(Stored entries)
· · · ·

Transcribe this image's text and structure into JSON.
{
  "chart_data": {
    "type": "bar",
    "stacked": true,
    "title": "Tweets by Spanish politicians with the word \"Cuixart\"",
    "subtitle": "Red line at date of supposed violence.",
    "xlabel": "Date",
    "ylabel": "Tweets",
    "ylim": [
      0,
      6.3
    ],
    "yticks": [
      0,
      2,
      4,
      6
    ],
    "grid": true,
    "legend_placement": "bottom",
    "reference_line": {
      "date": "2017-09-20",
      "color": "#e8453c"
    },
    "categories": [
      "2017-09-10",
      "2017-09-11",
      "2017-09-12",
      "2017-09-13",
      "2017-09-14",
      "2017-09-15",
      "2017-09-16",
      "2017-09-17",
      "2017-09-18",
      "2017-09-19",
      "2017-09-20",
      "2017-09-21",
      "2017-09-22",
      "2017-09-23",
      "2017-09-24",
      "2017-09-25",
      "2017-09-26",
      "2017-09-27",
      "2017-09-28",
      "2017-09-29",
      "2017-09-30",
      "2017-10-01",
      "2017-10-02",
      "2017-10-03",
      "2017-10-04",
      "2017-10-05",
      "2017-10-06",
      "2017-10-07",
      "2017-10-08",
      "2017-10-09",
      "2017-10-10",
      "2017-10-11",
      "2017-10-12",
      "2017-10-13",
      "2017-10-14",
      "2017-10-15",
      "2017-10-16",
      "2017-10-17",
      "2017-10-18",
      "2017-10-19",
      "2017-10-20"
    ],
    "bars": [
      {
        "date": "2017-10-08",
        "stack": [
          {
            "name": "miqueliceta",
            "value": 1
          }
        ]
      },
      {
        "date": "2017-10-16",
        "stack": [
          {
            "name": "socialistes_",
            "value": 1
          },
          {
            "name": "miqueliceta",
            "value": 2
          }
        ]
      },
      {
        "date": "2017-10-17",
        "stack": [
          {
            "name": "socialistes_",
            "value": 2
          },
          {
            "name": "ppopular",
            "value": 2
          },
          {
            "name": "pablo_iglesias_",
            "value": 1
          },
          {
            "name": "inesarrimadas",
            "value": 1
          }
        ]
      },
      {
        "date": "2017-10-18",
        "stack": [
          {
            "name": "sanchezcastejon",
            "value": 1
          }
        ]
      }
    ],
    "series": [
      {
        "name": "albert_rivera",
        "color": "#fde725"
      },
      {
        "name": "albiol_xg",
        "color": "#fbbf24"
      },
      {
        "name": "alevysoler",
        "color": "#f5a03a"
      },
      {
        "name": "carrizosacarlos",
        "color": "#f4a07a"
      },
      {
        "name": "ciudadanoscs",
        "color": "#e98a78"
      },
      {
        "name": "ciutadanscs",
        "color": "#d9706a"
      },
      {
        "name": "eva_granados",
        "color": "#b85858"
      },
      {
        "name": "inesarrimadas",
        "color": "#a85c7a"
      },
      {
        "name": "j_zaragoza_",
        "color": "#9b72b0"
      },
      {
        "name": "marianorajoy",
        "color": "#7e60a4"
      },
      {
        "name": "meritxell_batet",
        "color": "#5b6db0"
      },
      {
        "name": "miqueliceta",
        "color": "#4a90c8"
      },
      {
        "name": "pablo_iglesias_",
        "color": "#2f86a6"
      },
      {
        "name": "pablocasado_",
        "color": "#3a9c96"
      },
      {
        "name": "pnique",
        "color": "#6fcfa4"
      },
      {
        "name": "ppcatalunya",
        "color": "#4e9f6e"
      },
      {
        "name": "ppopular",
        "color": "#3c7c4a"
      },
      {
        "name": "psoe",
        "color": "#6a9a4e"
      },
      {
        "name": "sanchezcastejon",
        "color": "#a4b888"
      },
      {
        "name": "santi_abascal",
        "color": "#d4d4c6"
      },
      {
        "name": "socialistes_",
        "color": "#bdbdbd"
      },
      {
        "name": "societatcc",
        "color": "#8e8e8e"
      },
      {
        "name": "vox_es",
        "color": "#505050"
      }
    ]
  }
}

· · · ·

The task: Restate the data above word for word, please.

Output for this exercise:
Transcribe this image's text and structure into JSON.
{
  "chart_data": {
    "type": "bar",
    "stacked": true,
    "title": "Tweets by Spanish politicians with the word \"Cuixart\"",
    "subtitle": "Red line at date of supposed violence.",
    "xlabel": "Date",
    "ylabel": "Tweets",
    "ylim": [
      0,
      6.3
    ],
    "yticks": [
      0,
      2,
      4,
      6
    ],
    "grid": true,
    "legend_placement": "bottom",
    "reference_line": {
      "date": "2017-09-20",
      "color": "#e8453c"
    },
    "categories": [
      "2017-09-10",
      "2017-09-11",
      "2017-09-12",
      "2017-09-13",
      "2017-09-14",
      "2017-09-15",
      "2017-09-16",
      "2017-09-17",
      "2017-09-18",
      "2017-09-19",
      "2017-09-20",
      "2017-09-21",
      "2017-09-22",
      "2017-09-23",
      "2017-09-24",
      "2017-09-25",
      "2017-09-26",
      "2017-09-27",
      "2017-09-28",
      "2017-09-29",
      "2017-09-30",
      "2017-10-01",
      "2017-10-02",
      "2017-10-03",
      "2017-10-04",
      "2017-10-05",
      "2017-10-06",
      "2017-10-07",
      "2017-10-08",
      "2017-10-09",
      "2017-10-10",
      "2017-10-11",
      "2017-10-12",
      "2017-10-13",
      "2017-10-14",
      "2017-10-15",
      "2017-10-16",
      "2017-10-17",
      "2017-10-18",
      "2017-10-19",
      "2017-10-20"
    ],
    "bars": [
      {
        "date": "2017-10-08",
        "stack": [
          {
            "name": "miqueliceta",
            "value": 1
          }
        ]
      },
      {
        "date": "2017-10-16",
        "stack": [
          {
            "name": "socialistes_",
            "value": 1
          },
          {
            "name": "miqueliceta",
            "value": 2
          }
        ]
      },
      {
        "date": "2017-10-17",
        "stack": [
          {
            "name": "socialistes_",
            "value": 2
          },
          {
            "name": "ppopular",
            "value": 2
          },
          {
            "name": "pablo_iglesias_",
            "value": 1
          },
          {
            "name": "inesarrimadas",
            "value": 1
          }
        ]
      },
      {
        "date": "2017-10-18",
        "stack": [
          {
            "name": "sanchezcastejon",
            "value": 1
          }
        ]
      }
    ],
    "series": [
      {
        "name": "albert_rivera",
        "color": "#fde725"
      },
      {
        "name": "albiol_xg",
        "color": "#fbbf24"
      },
      {
        "name": "alevysoler",
        "color": "#f5a03a"
      },
      {
        "name": "carrizosacarlos",
        "color": "#f4a07a"
      },
      {
        "name": "ciudadanoscs",
        "color": "#e98a78"
      },
      {
        "name": "ciutadanscs",
        "color": "#d9706a"
      },
      {
        "name": "eva_granados",
        "color": "#b85858"
      },
      {
        "name": "inesarrimadas",
        "color": "#a85c7a"
      },
      {
        "name": "j_zaragoza_",
        "color": "#9b72b0"
      },
      {
        "name": "marianorajoy",
        "color": "#7e60a4"
      },
      {
        "name": "meritxell_batet",
        "color": "#5b6db0"
      },
      {
        "name": "miqueliceta",
        "color": "#4a90c8"
      },
      {
        "name": "pablo_iglesias_",
        "color": "#2f86a6"
      },
      {
        "name": "pablocasado_",
        "color": "#3a9c96"
      },
      {
        "name": "pnique",
        "color": "#6fcfa4"
      },
      {
        "name": "ppcatalunya",
        "color": "#4e9f6e"
      },
      {
        "name": "ppopular",
        "color": "#3c7c4a"
      },
      {
        "name": "psoe",
        "color": "#6a9a4e"
      },
      {
        "name": "sanchezcastejon",
        "color": "#a4b888"
      },
      {
        "name": "santi_abascal",
        "color": "#d4d4c6"
      },
      {
        "name": "socialistes_",
        "color": "#bdbdbd"
      },
      {
        "name": "societatcc",
        "color": "#8e8e8e"
      },
      {
        "name": "vox_es",
        "color": "#505050"
      }
    ]
  }
}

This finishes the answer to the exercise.